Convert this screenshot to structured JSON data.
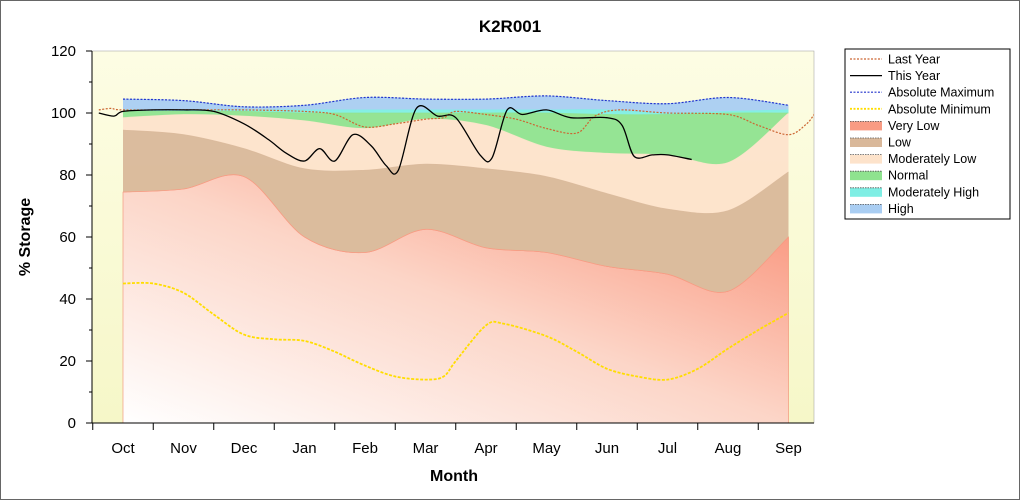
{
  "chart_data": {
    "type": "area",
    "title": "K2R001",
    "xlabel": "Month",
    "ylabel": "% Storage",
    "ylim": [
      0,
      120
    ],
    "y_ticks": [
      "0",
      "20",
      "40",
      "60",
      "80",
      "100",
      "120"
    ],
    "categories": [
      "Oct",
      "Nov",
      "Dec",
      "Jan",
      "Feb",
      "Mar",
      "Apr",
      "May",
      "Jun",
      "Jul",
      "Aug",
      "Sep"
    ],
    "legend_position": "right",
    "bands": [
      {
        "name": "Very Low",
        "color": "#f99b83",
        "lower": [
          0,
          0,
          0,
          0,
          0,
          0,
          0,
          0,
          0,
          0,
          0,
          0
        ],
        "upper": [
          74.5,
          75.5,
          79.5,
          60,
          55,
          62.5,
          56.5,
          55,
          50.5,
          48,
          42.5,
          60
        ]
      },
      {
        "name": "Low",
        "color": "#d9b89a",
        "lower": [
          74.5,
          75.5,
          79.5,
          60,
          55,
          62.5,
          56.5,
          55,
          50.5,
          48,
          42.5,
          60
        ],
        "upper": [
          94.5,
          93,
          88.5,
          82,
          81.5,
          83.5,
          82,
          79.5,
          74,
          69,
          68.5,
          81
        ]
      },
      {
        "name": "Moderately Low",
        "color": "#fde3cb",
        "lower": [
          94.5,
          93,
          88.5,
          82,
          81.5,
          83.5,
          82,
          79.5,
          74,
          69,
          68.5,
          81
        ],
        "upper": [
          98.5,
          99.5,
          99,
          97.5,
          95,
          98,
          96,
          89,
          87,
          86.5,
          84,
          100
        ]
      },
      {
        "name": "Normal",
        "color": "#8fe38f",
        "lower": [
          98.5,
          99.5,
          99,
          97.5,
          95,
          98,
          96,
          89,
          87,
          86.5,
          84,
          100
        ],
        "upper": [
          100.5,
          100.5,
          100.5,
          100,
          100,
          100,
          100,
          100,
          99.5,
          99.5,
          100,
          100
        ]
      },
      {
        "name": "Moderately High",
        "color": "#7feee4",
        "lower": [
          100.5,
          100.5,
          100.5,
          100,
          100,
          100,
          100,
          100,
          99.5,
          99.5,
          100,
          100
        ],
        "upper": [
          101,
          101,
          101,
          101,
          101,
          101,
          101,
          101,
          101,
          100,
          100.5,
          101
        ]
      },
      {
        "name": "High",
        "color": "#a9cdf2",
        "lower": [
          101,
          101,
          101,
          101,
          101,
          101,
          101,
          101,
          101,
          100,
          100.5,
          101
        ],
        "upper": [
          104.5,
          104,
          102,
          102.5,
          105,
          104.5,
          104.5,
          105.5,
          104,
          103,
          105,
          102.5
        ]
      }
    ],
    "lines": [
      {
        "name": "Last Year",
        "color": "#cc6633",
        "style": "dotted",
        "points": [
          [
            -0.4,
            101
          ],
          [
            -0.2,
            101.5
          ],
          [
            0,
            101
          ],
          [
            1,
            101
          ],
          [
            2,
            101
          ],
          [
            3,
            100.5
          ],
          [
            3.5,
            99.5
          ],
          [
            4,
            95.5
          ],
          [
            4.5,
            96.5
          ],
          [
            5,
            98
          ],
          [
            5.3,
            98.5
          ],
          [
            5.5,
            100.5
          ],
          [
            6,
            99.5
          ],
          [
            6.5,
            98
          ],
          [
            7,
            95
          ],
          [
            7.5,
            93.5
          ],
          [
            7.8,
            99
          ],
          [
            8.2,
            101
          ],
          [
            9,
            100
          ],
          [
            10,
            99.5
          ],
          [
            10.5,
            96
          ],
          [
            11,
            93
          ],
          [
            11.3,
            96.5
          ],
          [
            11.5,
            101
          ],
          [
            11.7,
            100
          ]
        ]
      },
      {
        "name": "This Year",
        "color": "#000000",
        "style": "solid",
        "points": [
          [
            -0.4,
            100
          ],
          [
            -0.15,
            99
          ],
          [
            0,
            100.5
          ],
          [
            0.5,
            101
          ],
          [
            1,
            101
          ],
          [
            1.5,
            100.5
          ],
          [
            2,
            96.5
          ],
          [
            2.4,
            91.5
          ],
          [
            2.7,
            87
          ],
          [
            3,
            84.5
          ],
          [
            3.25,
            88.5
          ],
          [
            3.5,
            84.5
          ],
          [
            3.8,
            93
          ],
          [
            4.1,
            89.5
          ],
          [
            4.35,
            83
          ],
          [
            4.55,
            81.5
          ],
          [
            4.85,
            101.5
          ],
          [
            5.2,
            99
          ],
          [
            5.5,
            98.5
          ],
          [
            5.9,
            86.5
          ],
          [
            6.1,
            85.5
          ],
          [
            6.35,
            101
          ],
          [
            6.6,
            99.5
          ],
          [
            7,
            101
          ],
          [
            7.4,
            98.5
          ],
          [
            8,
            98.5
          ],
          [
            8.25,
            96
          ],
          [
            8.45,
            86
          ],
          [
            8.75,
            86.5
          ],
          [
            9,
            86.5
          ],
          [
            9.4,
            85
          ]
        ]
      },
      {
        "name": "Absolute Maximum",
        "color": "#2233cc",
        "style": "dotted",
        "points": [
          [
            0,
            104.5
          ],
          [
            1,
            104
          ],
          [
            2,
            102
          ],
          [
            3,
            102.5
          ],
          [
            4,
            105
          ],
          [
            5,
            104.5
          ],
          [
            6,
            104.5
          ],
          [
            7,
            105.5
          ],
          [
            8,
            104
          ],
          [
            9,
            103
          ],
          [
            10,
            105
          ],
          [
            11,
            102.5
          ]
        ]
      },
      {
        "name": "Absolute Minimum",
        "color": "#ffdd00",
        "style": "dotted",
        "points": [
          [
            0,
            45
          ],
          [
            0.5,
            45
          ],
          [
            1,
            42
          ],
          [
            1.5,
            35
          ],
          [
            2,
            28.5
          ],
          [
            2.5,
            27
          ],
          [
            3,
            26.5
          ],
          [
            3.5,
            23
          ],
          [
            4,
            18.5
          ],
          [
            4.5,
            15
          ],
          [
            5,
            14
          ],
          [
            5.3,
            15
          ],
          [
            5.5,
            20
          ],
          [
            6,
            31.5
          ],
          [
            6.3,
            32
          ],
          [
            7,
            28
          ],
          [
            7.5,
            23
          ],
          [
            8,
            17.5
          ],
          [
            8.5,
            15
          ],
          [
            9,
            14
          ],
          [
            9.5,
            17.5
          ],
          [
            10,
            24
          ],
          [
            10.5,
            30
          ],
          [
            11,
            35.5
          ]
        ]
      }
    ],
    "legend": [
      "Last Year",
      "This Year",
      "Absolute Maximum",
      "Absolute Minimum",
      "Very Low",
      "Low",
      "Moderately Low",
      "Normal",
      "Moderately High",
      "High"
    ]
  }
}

*****

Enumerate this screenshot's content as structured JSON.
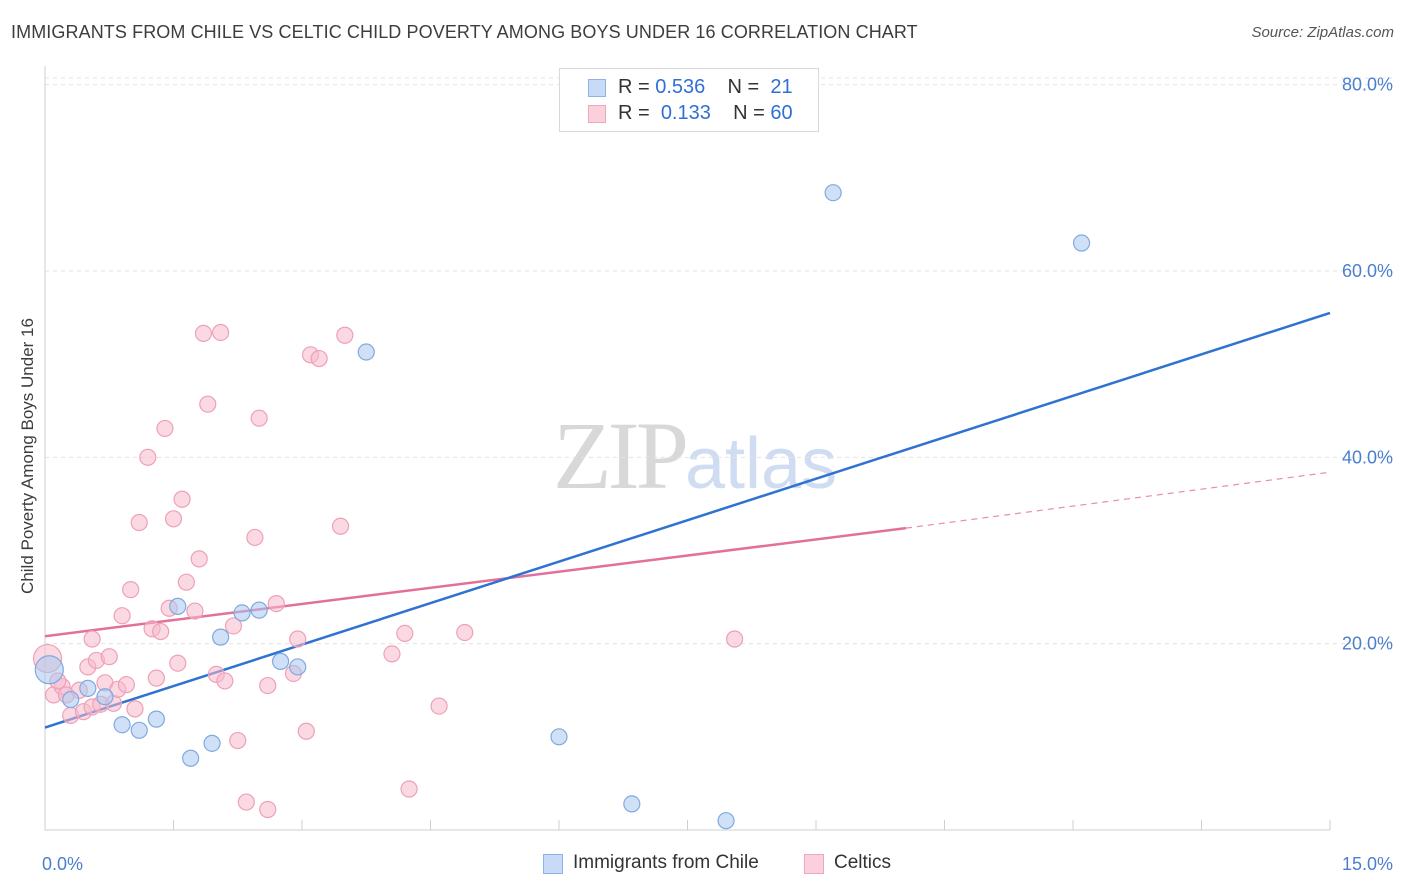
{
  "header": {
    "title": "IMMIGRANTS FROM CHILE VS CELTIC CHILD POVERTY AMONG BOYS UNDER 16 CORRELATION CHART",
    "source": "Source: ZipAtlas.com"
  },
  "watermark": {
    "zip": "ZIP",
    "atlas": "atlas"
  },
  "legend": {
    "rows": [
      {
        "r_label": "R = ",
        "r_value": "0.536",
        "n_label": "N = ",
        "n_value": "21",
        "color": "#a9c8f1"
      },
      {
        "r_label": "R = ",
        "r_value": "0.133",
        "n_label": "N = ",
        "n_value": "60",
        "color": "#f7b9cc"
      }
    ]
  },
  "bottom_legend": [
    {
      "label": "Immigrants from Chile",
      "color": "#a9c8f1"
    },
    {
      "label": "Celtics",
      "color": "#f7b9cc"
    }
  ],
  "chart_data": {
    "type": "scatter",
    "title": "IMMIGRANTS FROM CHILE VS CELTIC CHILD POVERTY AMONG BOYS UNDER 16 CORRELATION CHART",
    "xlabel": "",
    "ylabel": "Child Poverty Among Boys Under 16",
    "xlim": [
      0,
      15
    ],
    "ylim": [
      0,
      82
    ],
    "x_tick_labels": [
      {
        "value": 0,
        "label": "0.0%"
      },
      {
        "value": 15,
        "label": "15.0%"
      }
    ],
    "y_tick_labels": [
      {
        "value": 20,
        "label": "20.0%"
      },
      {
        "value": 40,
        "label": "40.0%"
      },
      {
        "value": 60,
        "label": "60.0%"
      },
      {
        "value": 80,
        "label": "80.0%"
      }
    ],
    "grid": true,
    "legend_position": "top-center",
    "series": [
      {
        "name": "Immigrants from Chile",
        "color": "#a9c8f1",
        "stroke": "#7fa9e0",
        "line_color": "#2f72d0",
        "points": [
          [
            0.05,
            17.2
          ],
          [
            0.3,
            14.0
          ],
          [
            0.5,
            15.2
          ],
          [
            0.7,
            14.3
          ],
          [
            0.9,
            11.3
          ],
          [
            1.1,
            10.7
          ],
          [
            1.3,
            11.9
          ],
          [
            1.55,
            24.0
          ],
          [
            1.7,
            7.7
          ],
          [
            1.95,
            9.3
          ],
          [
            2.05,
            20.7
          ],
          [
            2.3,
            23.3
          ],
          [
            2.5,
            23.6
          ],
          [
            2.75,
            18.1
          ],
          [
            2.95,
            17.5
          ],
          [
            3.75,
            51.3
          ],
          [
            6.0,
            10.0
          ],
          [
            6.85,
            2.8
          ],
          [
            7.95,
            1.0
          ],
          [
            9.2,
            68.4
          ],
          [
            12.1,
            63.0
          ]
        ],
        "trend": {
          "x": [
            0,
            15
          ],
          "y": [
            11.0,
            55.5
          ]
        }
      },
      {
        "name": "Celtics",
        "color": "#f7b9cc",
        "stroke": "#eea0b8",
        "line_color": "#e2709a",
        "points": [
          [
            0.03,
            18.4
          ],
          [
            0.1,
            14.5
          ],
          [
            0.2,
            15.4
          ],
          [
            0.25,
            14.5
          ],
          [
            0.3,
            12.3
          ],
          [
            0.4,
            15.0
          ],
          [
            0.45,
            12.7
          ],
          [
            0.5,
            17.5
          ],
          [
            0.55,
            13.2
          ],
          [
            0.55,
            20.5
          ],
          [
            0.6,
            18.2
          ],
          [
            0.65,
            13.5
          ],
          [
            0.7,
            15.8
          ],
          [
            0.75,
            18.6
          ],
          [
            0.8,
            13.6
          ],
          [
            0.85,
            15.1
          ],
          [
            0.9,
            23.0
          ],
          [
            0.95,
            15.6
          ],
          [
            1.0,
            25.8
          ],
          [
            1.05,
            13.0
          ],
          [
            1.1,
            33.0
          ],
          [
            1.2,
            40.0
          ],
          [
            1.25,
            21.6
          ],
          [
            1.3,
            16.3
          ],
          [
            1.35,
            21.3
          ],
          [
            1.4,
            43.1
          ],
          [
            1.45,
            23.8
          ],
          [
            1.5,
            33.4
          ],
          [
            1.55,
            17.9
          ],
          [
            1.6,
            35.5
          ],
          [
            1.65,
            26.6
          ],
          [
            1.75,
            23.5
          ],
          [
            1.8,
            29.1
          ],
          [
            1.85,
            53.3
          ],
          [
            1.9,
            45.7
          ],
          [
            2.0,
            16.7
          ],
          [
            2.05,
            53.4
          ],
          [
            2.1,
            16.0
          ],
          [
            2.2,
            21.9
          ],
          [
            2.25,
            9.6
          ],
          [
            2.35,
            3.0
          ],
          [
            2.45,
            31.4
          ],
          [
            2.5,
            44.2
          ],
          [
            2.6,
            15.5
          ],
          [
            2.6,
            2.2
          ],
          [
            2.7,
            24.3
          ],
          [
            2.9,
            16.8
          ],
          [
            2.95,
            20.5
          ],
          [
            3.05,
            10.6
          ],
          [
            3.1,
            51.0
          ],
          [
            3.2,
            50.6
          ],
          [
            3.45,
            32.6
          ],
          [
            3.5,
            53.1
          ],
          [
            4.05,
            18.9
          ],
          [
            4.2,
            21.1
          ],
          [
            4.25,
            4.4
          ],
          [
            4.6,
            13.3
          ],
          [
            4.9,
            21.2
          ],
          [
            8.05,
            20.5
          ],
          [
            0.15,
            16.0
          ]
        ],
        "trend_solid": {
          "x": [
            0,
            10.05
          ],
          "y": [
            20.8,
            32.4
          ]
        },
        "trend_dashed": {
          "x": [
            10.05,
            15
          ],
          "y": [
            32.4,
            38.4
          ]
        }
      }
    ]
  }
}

*****

> _WORK INSTRUCTIONS_: Return every line above in which the string "Moderately" occurs.

> _RESULT OF THE TASK_:
        "name": "Moderately Low",
        "name": "Moderately High",
      "Moderately Low",
      "Moderately High",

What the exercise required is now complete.